## Items
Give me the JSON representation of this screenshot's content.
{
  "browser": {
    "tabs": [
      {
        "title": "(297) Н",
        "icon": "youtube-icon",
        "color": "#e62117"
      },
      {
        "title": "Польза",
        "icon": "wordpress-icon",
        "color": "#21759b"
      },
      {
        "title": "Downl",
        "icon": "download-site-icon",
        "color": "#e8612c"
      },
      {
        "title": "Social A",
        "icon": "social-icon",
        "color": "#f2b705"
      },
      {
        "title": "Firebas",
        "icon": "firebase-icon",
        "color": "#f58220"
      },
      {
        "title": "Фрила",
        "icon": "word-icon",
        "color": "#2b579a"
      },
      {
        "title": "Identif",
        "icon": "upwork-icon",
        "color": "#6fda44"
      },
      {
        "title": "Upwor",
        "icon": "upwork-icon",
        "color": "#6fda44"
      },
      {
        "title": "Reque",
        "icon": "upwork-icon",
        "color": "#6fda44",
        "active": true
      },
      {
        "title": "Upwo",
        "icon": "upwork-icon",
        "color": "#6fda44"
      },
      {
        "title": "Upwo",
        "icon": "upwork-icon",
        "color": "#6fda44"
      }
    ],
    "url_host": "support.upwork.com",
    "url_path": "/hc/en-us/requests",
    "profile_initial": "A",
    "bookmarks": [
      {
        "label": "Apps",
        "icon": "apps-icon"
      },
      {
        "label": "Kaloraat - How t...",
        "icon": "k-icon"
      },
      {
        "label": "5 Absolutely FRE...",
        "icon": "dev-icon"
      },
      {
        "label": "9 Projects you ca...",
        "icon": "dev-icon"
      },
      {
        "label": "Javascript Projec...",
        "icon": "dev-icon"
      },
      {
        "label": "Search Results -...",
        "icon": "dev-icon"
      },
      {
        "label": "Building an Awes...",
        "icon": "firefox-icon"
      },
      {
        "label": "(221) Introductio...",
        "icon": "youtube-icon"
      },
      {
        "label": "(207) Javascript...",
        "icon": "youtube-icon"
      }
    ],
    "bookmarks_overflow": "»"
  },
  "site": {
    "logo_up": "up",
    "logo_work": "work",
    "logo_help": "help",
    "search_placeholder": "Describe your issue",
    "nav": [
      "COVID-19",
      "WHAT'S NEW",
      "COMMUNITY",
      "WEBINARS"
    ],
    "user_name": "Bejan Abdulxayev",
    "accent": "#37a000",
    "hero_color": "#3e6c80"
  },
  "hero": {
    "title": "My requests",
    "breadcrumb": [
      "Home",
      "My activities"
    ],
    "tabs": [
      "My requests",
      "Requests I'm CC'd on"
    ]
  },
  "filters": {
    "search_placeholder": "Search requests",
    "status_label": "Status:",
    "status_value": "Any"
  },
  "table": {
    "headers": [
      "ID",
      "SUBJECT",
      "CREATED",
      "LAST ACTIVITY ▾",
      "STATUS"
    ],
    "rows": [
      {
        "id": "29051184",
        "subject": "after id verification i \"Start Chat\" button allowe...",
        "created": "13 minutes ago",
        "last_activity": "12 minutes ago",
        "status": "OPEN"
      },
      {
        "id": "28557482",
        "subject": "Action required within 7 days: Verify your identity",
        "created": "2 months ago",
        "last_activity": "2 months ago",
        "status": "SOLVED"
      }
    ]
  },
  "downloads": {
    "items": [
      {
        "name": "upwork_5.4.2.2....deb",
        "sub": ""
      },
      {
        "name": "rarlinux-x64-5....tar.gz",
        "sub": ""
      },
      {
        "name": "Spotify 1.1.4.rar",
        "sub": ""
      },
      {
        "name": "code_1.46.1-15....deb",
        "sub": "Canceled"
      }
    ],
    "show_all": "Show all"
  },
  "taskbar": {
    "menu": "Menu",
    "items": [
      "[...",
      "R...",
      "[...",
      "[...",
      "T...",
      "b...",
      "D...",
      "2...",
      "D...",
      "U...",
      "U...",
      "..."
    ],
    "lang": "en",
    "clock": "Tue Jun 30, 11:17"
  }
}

## Objective
State how many lines of the records above contain "your", with no words besides the number.

## Written solution
2